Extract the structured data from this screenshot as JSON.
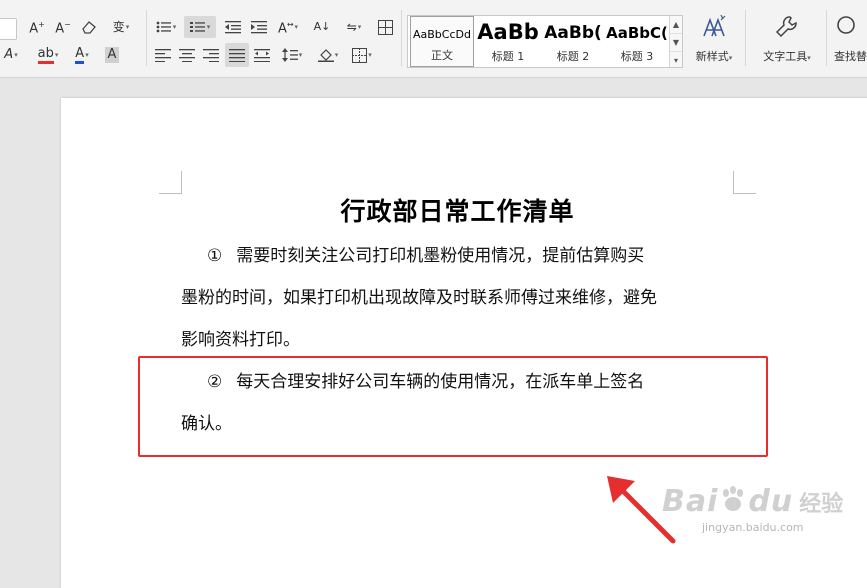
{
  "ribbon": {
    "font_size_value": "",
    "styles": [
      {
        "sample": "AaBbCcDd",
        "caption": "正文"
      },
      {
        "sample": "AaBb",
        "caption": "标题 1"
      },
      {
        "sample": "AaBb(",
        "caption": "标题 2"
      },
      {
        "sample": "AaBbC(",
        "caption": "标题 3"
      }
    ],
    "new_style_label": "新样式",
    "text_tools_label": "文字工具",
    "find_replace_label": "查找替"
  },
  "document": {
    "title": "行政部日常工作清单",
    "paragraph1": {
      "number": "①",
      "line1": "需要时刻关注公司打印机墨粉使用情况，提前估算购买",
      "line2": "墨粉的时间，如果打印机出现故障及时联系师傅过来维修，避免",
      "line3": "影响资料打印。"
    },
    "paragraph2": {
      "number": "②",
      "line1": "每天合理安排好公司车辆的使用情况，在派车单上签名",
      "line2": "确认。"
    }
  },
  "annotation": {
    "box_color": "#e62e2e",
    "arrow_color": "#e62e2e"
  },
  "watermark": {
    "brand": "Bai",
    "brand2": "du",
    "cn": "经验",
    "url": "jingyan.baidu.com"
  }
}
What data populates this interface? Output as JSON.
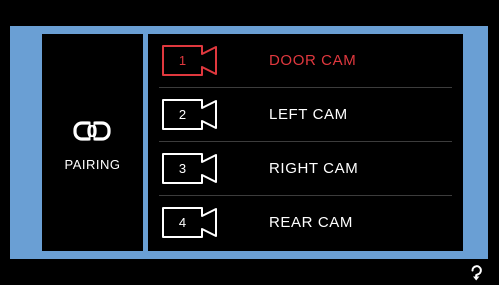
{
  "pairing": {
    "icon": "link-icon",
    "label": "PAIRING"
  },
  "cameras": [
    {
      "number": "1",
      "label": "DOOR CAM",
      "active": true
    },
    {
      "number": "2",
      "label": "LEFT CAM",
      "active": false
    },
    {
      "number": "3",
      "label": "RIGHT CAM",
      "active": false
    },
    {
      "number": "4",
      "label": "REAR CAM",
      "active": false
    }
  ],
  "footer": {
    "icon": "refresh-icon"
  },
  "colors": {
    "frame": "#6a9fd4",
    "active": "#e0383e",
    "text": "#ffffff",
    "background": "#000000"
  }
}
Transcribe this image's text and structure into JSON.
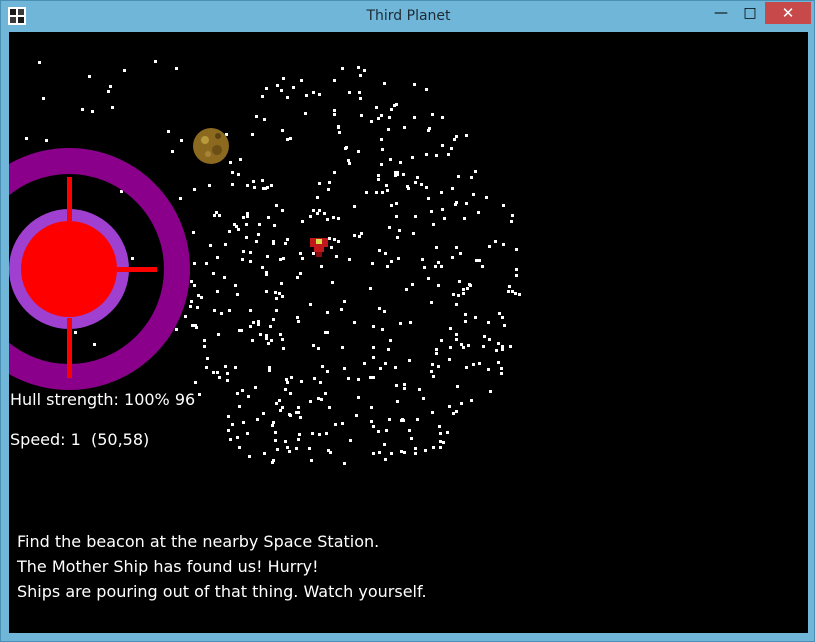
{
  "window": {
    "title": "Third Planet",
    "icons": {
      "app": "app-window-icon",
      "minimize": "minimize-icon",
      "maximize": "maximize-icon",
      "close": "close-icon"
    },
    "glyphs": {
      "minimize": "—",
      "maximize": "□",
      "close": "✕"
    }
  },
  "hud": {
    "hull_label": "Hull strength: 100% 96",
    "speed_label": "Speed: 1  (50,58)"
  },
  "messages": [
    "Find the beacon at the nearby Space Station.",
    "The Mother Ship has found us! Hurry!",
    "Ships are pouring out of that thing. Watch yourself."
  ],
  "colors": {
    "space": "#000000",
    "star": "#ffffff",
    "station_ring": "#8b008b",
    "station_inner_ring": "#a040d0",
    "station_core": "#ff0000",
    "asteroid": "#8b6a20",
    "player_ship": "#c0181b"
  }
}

◇ ◇ ◇ ◇ ◇ ◇ ◇

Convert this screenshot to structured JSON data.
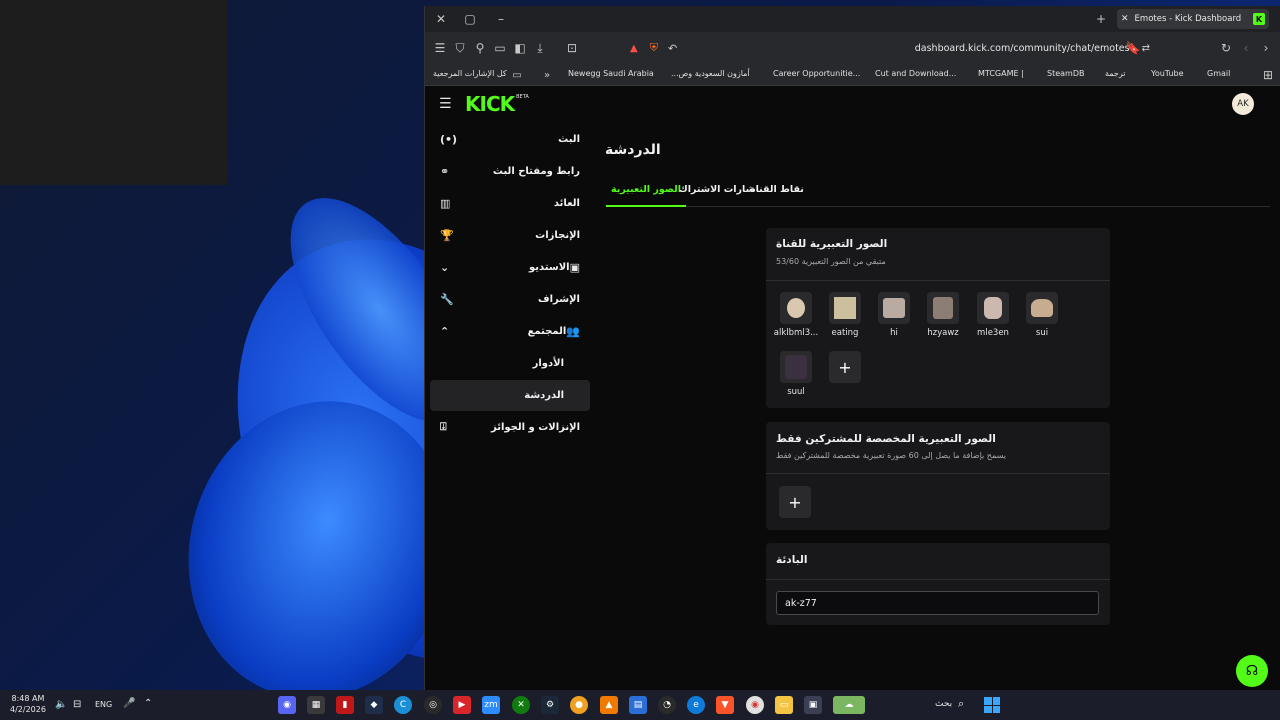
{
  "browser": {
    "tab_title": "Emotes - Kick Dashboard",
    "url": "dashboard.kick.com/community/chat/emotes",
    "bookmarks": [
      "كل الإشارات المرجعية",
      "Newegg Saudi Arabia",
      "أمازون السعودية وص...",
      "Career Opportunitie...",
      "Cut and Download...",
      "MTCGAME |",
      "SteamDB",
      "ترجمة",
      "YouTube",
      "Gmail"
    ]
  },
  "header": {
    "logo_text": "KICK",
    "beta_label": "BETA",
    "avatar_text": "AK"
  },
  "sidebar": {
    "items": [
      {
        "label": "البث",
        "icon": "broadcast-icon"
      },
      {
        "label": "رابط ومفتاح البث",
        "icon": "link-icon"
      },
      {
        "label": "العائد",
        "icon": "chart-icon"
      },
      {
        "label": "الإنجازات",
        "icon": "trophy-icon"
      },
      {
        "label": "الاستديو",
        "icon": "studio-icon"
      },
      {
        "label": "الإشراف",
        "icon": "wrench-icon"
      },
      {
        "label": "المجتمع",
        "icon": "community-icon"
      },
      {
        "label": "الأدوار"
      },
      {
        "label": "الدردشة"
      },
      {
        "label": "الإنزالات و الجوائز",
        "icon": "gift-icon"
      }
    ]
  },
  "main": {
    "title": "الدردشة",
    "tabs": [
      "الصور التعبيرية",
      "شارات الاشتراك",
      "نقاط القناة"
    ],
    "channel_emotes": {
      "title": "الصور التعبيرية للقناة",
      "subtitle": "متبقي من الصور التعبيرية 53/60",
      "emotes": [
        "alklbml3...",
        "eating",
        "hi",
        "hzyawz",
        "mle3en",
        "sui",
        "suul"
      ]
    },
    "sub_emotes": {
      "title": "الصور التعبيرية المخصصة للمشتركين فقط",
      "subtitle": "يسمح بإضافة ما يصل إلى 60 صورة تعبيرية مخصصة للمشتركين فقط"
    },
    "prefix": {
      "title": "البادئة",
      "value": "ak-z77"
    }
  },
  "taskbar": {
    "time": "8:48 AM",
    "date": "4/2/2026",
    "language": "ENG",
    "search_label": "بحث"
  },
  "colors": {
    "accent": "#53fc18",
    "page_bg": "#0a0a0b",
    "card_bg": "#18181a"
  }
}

◇ ◇ ◇ ◇ ◇ ◇ ◇

Requirement -> Pick every line with "subtitle" in it and copy it.

Result of this exercise ->
      "subtitle": "متبقي من الصور التعبيرية 53/60",
      "subtitle": "يسمح بإضافة ما يصل إلى 60 صورة تعبيرية مخصصة للمشتركين فقط"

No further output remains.